• What the exercise asks:
What lines of the data hold the string "茶叶感官审评方法"? Pull each one out.

[start Dataset entries]

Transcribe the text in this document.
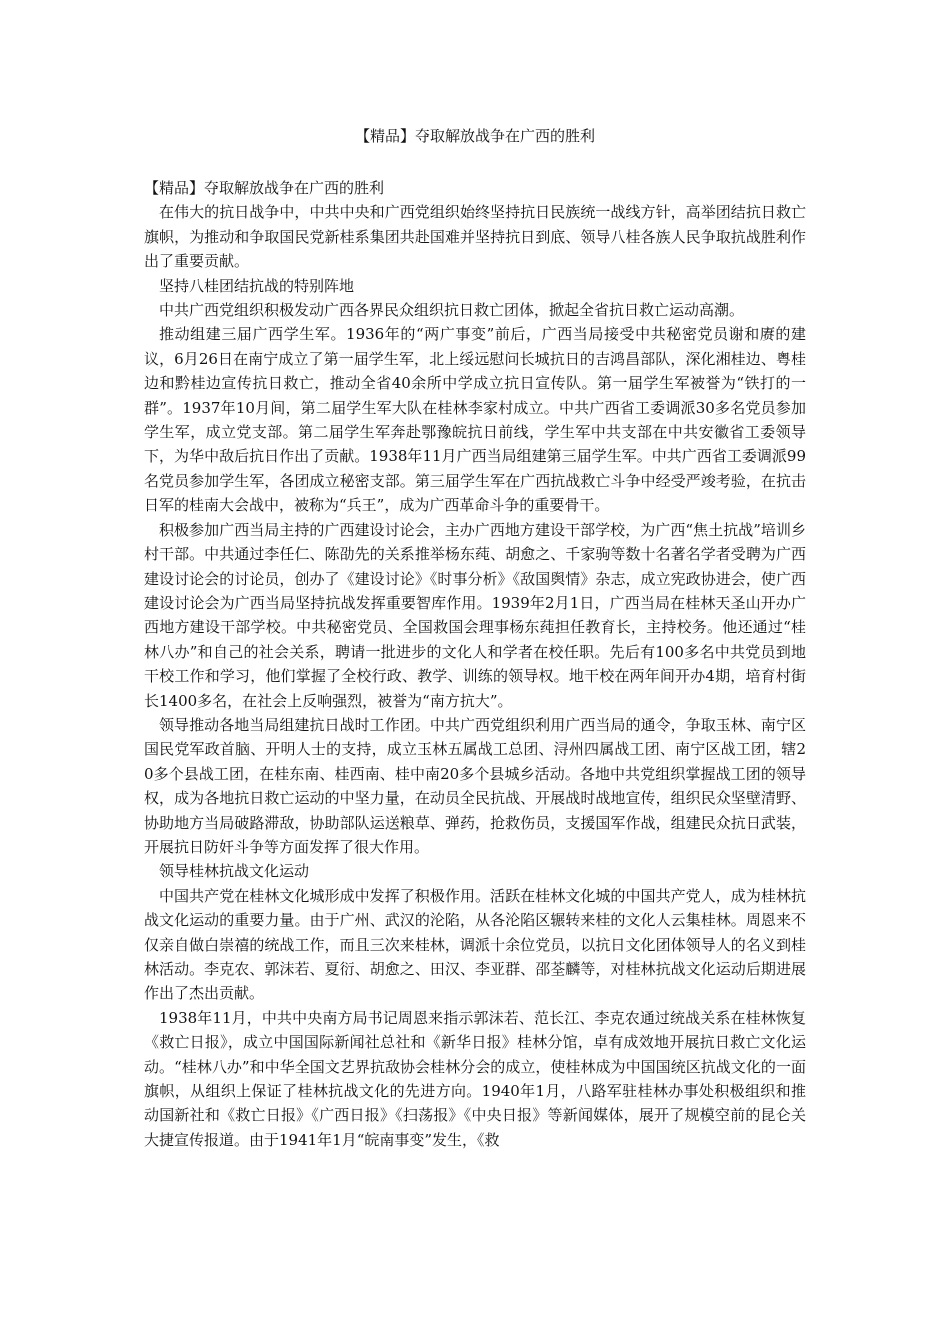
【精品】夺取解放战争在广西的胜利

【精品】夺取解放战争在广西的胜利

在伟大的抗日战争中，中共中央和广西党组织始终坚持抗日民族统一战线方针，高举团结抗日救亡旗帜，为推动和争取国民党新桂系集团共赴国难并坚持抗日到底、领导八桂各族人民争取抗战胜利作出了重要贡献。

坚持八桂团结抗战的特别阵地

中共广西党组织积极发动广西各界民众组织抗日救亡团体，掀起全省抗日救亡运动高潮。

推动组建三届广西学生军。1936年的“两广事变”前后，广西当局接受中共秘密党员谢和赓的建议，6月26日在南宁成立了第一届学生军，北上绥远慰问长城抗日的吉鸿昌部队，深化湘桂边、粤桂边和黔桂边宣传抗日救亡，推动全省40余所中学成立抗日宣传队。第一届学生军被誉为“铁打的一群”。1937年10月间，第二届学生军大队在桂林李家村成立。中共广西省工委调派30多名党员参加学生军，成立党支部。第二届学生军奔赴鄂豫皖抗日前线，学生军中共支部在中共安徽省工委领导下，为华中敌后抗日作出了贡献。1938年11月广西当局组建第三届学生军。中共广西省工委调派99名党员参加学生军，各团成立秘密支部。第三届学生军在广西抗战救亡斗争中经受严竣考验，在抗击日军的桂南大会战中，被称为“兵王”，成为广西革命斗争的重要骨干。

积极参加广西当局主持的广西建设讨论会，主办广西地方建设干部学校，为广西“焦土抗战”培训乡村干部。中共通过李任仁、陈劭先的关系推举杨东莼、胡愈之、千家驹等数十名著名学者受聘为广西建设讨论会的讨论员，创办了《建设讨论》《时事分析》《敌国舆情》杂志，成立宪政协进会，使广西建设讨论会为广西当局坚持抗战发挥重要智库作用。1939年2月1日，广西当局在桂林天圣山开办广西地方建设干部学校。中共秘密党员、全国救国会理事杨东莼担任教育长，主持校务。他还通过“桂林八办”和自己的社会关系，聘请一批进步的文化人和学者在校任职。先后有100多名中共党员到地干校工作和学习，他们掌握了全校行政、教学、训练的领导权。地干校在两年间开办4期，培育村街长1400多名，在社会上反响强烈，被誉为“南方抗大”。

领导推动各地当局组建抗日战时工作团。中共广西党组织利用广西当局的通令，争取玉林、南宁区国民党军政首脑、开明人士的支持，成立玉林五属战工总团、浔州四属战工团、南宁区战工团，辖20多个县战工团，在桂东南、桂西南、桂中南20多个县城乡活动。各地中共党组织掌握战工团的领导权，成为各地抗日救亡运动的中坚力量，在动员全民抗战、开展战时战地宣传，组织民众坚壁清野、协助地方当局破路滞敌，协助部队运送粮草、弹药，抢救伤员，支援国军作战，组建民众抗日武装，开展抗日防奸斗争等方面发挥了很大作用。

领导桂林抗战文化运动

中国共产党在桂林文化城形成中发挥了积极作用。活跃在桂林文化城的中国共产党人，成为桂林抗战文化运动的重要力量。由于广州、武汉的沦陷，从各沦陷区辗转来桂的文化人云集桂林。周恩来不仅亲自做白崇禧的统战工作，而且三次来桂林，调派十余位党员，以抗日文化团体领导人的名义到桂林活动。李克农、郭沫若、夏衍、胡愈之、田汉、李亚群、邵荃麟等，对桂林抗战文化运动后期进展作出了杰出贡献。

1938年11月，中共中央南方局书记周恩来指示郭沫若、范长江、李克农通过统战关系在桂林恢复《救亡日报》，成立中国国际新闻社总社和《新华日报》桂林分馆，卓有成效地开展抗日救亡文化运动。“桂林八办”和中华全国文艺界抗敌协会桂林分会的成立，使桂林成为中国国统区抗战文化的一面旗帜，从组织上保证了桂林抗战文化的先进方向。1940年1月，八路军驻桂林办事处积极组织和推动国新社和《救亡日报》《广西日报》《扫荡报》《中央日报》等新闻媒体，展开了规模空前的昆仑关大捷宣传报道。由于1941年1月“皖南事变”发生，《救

[end Dataset entries]
[start Dataset entries]

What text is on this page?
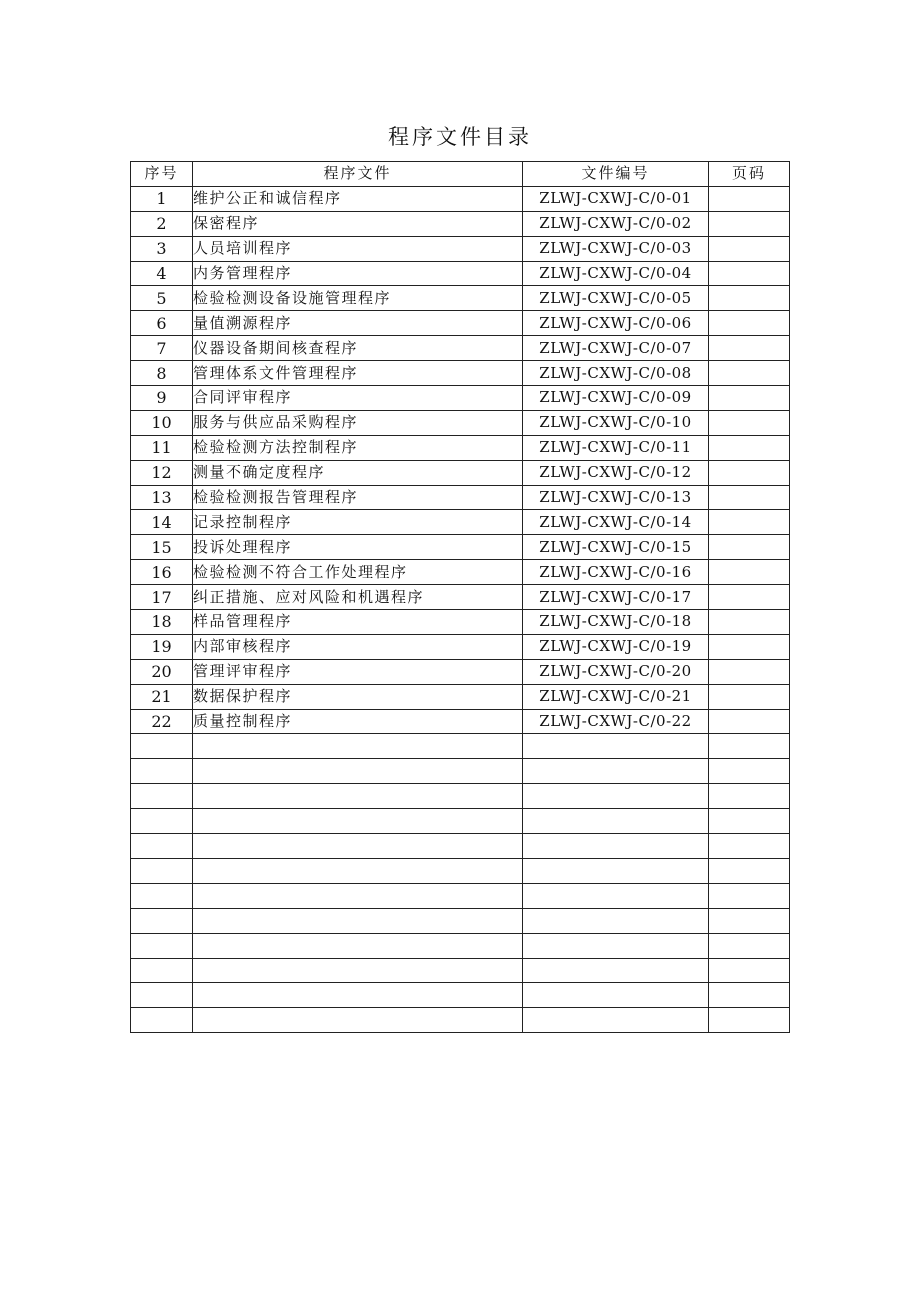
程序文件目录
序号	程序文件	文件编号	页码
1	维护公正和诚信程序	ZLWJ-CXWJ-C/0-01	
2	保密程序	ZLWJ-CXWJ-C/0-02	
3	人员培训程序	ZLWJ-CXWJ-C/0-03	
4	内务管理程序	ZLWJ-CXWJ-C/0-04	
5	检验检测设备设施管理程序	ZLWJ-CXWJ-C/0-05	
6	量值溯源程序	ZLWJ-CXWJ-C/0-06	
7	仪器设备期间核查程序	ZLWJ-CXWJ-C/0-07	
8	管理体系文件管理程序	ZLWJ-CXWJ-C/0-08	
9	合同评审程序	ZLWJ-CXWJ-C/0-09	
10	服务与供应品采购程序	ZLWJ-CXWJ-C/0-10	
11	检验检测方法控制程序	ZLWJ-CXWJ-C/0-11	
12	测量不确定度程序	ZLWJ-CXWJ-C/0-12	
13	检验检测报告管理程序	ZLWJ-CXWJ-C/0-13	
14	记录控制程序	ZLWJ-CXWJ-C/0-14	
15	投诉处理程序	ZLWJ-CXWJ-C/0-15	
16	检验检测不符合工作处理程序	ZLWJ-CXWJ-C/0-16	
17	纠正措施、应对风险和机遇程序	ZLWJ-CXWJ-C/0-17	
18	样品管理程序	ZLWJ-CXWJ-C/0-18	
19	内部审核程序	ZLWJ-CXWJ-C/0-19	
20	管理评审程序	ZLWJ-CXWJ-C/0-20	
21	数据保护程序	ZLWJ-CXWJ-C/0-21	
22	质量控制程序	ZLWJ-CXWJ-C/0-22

[end Dataset entries]
[start Dataset entries]

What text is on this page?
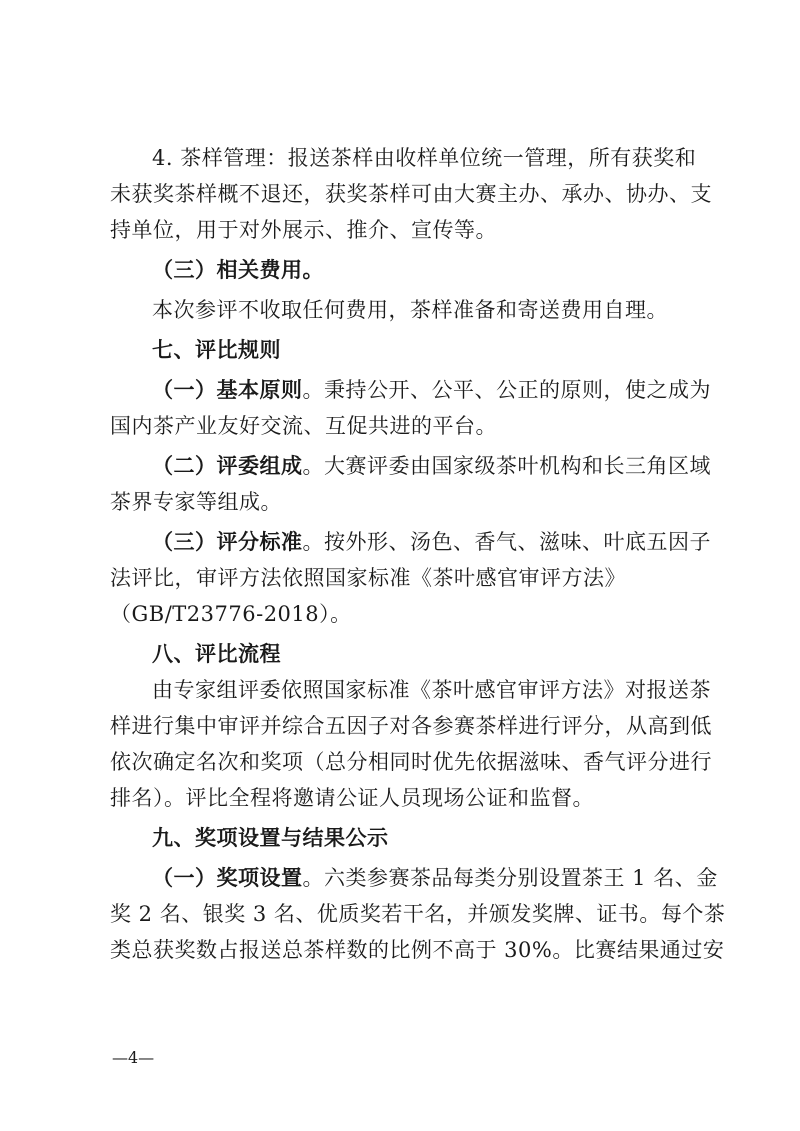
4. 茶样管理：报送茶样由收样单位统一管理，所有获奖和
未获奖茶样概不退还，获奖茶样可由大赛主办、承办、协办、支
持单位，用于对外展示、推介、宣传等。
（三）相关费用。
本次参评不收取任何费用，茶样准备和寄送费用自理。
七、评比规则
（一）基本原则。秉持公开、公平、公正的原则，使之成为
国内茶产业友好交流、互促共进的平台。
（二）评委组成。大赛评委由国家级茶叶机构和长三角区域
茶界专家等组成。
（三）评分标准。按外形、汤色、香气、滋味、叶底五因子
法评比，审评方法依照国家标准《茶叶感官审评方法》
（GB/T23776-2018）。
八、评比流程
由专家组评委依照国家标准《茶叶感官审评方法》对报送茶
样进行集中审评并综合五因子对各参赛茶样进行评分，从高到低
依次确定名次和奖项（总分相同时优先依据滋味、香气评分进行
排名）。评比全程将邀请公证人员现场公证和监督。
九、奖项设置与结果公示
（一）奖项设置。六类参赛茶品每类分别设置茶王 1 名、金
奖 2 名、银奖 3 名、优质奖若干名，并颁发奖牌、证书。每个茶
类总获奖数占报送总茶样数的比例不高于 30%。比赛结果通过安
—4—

[end Dataset entries]

• Output below:
法评比，审评方法依照国家标准《茶叶感官审评方法》
由专家组评委依照国家标准《茶叶感官审评方法》对报送茶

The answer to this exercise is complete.